Dataset records
— START —
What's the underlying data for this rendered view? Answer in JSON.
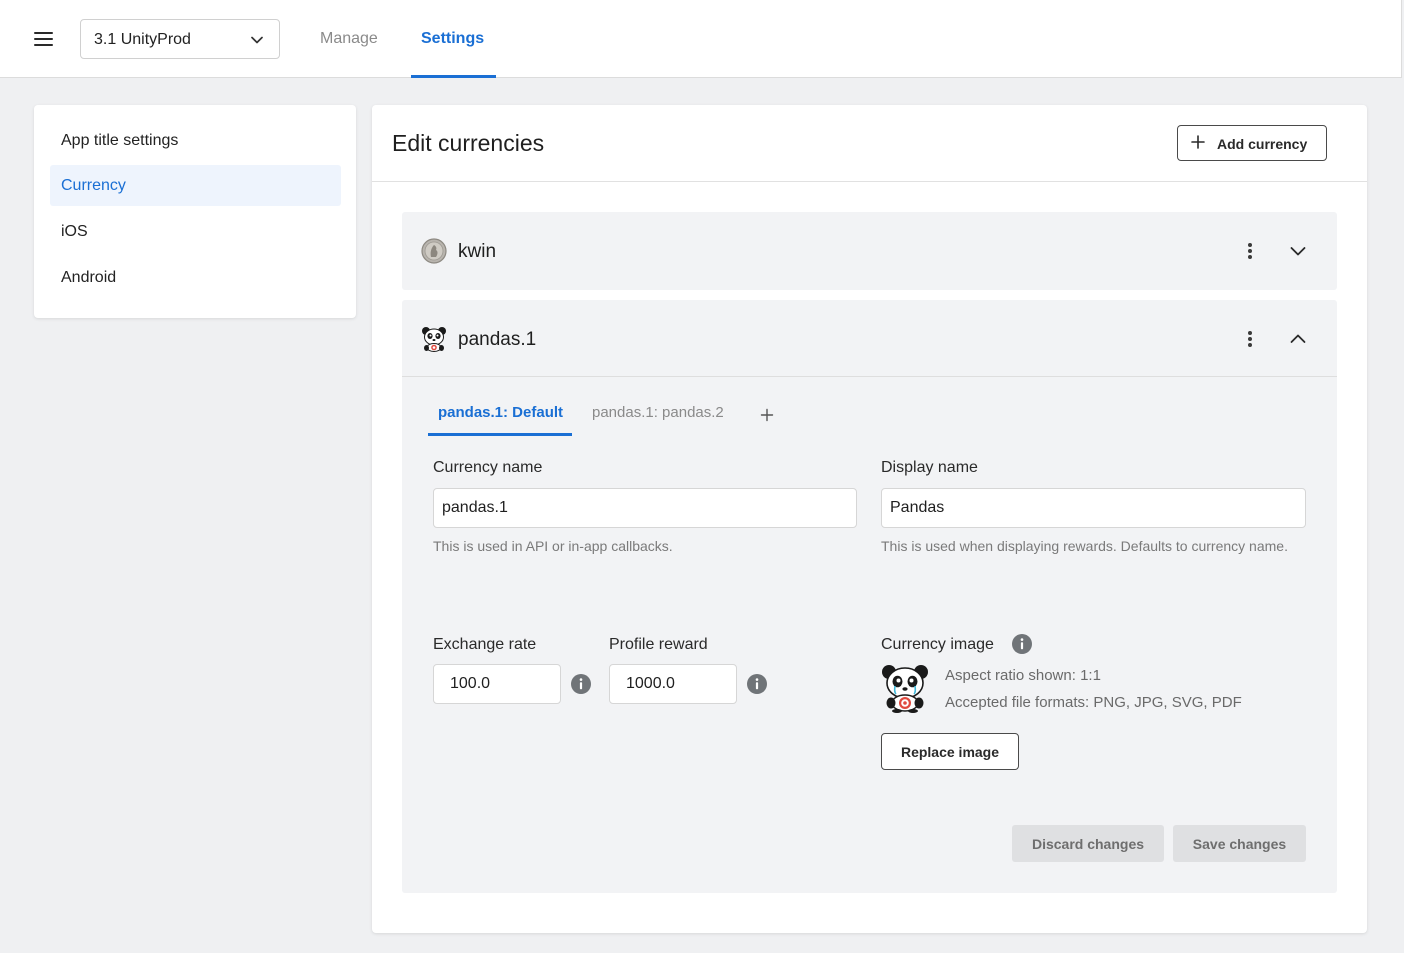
{
  "header": {
    "project_selector": "3.1 UnityProd",
    "tabs": [
      {
        "label": "Manage",
        "active": false
      },
      {
        "label": "Settings",
        "active": true
      }
    ]
  },
  "sidebar": {
    "items": [
      {
        "label": "App title settings",
        "active": false
      },
      {
        "label": "Currency",
        "active": true
      },
      {
        "label": "iOS",
        "active": false
      },
      {
        "label": "Android",
        "active": false
      }
    ]
  },
  "main": {
    "title": "Edit currencies",
    "add_button": "Add currency",
    "currencies": [
      {
        "name": "kwin",
        "icon": "coin-icon",
        "expanded": false
      },
      {
        "name": "pandas.1",
        "icon": "panda-icon",
        "expanded": true
      }
    ]
  },
  "editor": {
    "tabs": [
      {
        "label": "pandas.1: Default",
        "active": true
      },
      {
        "label": "pandas.1: pandas.2",
        "active": false
      }
    ],
    "currency_name": {
      "label": "Currency name",
      "value": "pandas.1",
      "help": "This is used in API or in-app callbacks."
    },
    "display_name": {
      "label": "Display name",
      "value": "Pandas",
      "help": "This is used when displaying rewards. Defaults to currency name."
    },
    "exchange_rate": {
      "label": "Exchange rate",
      "value": "100.0"
    },
    "profile_reward": {
      "label": "Profile reward",
      "value": "1000.0"
    },
    "currency_image": {
      "label": "Currency image",
      "aspect": "Aspect ratio shown: 1:1",
      "formats": "Accepted file formats: PNG, JPG, SVG, PDF",
      "replace_button": "Replace image"
    },
    "discard_button": "Discard changes",
    "save_button": "Save changes"
  },
  "colors": {
    "accent": "#1a6fd4",
    "background": "#eff0f2",
    "panel": "#f2f3f5"
  }
}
— END —
EXERCISE TASK: Reproduce the data verbatim. Do not carry any picture into the copy.

WRITTEN ANSWER:
What's the underlying data for this rendered view? Answer in JSON.
{
  "header": {
    "project_selector": "3.1 UnityProd",
    "tabs": [
      {
        "label": "Manage",
        "active": false
      },
      {
        "label": "Settings",
        "active": true
      }
    ]
  },
  "sidebar": {
    "items": [
      {
        "label": "App title settings",
        "active": false
      },
      {
        "label": "Currency",
        "active": true
      },
      {
        "label": "iOS",
        "active": false
      },
      {
        "label": "Android",
        "active": false
      }
    ]
  },
  "main": {
    "title": "Edit currencies",
    "add_button": "Add currency",
    "currencies": [
      {
        "name": "kwin",
        "icon": "coin-icon",
        "expanded": false
      },
      {
        "name": "pandas.1",
        "icon": "panda-icon",
        "expanded": true
      }
    ]
  },
  "editor": {
    "tabs": [
      {
        "label": "pandas.1: Default",
        "active": true
      },
      {
        "label": "pandas.1: pandas.2",
        "active": false
      }
    ],
    "currency_name": {
      "label": "Currency name",
      "value": "pandas.1",
      "help": "This is used in API or in-app callbacks."
    },
    "display_name": {
      "label": "Display name",
      "value": "Pandas",
      "help": "This is used when displaying rewards. Defaults to currency name."
    },
    "exchange_rate": {
      "label": "Exchange rate",
      "value": "100.0"
    },
    "profile_reward": {
      "label": "Profile reward",
      "value": "1000.0"
    },
    "currency_image": {
      "label": "Currency image",
      "aspect": "Aspect ratio shown: 1:1",
      "formats": "Accepted file formats: PNG, JPG, SVG, PDF",
      "replace_button": "Replace image"
    },
    "discard_button": "Discard changes",
    "save_button": "Save changes"
  },
  "colors": {
    "accent": "#1a6fd4",
    "background": "#eff0f2",
    "panel": "#f2f3f5"
  }
}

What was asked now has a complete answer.